▸ **RECORDS TO USE**
== == ==

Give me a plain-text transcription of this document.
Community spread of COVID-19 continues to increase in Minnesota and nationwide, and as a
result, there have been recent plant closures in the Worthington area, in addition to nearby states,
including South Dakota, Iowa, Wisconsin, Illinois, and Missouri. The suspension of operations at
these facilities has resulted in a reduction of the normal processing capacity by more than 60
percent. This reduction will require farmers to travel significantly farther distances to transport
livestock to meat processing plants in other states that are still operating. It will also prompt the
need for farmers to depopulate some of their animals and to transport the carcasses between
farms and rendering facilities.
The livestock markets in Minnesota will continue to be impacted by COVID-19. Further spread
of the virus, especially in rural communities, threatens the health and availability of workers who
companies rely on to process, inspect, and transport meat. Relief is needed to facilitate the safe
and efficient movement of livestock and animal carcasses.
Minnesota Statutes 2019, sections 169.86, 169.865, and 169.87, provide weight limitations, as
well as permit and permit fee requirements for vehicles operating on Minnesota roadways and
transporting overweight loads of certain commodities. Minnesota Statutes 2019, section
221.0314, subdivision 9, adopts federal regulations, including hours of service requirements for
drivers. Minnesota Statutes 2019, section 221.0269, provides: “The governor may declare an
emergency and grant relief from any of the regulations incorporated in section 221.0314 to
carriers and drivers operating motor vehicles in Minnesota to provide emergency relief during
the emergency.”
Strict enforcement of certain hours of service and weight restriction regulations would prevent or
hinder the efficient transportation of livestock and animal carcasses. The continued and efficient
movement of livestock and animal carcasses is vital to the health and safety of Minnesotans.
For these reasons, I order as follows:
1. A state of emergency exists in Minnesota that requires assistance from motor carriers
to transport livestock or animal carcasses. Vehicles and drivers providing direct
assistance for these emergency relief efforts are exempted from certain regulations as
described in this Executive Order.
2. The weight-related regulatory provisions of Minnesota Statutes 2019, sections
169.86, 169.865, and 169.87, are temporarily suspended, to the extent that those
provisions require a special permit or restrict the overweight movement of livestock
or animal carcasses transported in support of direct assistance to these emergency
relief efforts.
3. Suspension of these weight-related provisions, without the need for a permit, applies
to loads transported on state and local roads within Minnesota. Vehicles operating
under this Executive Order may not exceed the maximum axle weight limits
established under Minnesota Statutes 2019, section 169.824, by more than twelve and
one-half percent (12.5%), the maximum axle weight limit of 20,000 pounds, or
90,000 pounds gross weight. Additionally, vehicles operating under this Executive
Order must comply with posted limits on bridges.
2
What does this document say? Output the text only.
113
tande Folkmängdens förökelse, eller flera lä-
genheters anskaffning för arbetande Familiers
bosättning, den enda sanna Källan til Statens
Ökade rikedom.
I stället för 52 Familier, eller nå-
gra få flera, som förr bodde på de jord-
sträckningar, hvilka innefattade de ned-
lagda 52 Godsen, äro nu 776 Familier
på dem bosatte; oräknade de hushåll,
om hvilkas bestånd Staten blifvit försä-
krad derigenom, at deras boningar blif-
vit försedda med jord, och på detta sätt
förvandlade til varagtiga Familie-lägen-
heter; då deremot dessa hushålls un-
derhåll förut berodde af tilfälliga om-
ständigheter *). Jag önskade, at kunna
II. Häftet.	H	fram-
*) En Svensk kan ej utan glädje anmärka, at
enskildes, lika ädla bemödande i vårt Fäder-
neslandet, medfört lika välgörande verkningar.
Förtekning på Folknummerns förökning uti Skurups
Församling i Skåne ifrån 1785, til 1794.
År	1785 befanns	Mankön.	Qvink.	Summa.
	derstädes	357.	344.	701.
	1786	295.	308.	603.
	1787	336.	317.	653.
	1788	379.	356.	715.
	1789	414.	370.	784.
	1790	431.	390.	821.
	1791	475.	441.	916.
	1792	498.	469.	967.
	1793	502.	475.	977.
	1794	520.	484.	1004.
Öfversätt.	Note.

== == ==

▸ **REQUIRED WORK**
Write out the entire listing above once more. Keep it exact.

▸ **SOLUTION TO THIS TASK**
Give me a plain-text transcription of this document.
Community spread of COVID-19 continues to increase in Minnesota and nationwide, and as a
result, there have been recent plant closures in the Worthington area, in addition to nearby states,
including South Dakota, Iowa, Wisconsin, Illinois, and Missouri. The suspension of operations at
these facilities has resulted in a reduction of the normal processing capacity by more than 60
percent. This reduction will require farmers to travel significantly farther distances to transport
livestock to meat processing plants in other states that are still operating. It will also prompt the
need for farmers to depopulate some of their animals and to transport the carcasses between
farms and rendering facilities.
The livestock markets in Minnesota will continue to be impacted by COVID-19. Further spread
of the virus, especially in rural communities, threatens the health and availability of workers who
companies rely on to process, inspect, and transport meat. Relief is needed to facilitate the safe
and efficient movement of livestock and animal carcasses.
Minnesota Statutes 2019, sections 169.86, 169.865, and 169.87, provide weight limitations, as
well as permit and permit fee requirements for vehicles operating on Minnesota roadways and
transporting overweight loads of certain commodities. Minnesota Statutes 2019, section
221.0314, subdivision 9, adopts federal regulations, including hours of service requirements for
drivers. Minnesota Statutes 2019, section 221.0269, provides: “The governor may declare an
emergency and grant relief from any of the regulations incorporated in section 221.0314 to
carriers and drivers operating motor vehicles in Minnesota to provide emergency relief during
the emergency.”
Strict enforcement of certain hours of service and weight restriction regulations would prevent or
hinder the efficient transportation of livestock and animal carcasses. The continued and efficient
movement of livestock and animal carcasses is vital to the health and safety of Minnesotans.
For these reasons, I order as follows:
1. A state of emergency exists in Minnesota that requires assistance from motor carriers
to transport livestock or animal carcasses. Vehicles and drivers providing direct
assistance for these emergency relief efforts are exempted from certain regulations as
described in this Executive Order.
2. The weight-related regulatory provisions of Minnesota Statutes 2019, sections
169.86, 169.865, and 169.87, are temporarily suspended, to the extent that those
provisions require a special permit or restrict the overweight movement of livestock
or animal carcasses transported in support of direct assistance to these emergency
relief efforts.
3. Suspension of these weight-related provisions, without the need for a permit, applies
to loads transported on state and local roads within Minnesota. Vehicles operating
under this Executive Order may not exceed the maximum axle weight limits
established under Minnesota Statutes 2019, section 169.824, by more than twelve and
one-half percent (12.5%), the maximum axle weight limit of 20,000 pounds, or
90,000 pounds gross weight. Additionally, vehicles operating under this Executive
Order must comply with posted limits on bridges.
2
What does this document say? Output the text only.
113
tande Folkmängdens förökelse, eller flera lä-
genheters anskaffning för arbetande Familiers
bosättning, den enda sanna Källan til Statens
Ökade rikedom.
I stället för 52 Familier, eller nå-
gra få flera, som förr bodde på de jord-
sträckningar, hvilka innefattade de ned-
lagda 52 Godsen, äro nu 776 Familier
på dem bosatte; oräknade de hushåll,
om hvilkas bestånd Staten blifvit försä-
krad derigenom, at deras boningar blif-
vit försedda med jord, och på detta sätt
förvandlade til varagtiga Familie-lägen-
heter; då deremot dessa hushålls un-
derhåll förut berodde af tilfälliga om-
ständigheter *). Jag önskade, at kunna
II. Häftet.	H	fram-
*) En Svensk kan ej utan glädje anmärka, at
enskildes, lika ädla bemödande i vårt Fäder-
neslandet, medfört lika välgörande verkningar.
Förtekning på Folknummerns förökning uti Skurups
Församling i Skåne ifrån 1785, til 1794.
År	1785 befanns	Mankön.	Qvink.	Summa.
	derstädes	357.	344.	701.
	1786	295.	308.	603.
	1787	336.	317.	653.
	1788	379.	356.	715.
	1789	414.	370.	784.
	1790	431.	390.	821.
	1791	475.	441.	916.
	1792	498.	469.	967.
	1793	502.	475.	977.
	1794	520.	484.	1004.
Öfversätt.	Note.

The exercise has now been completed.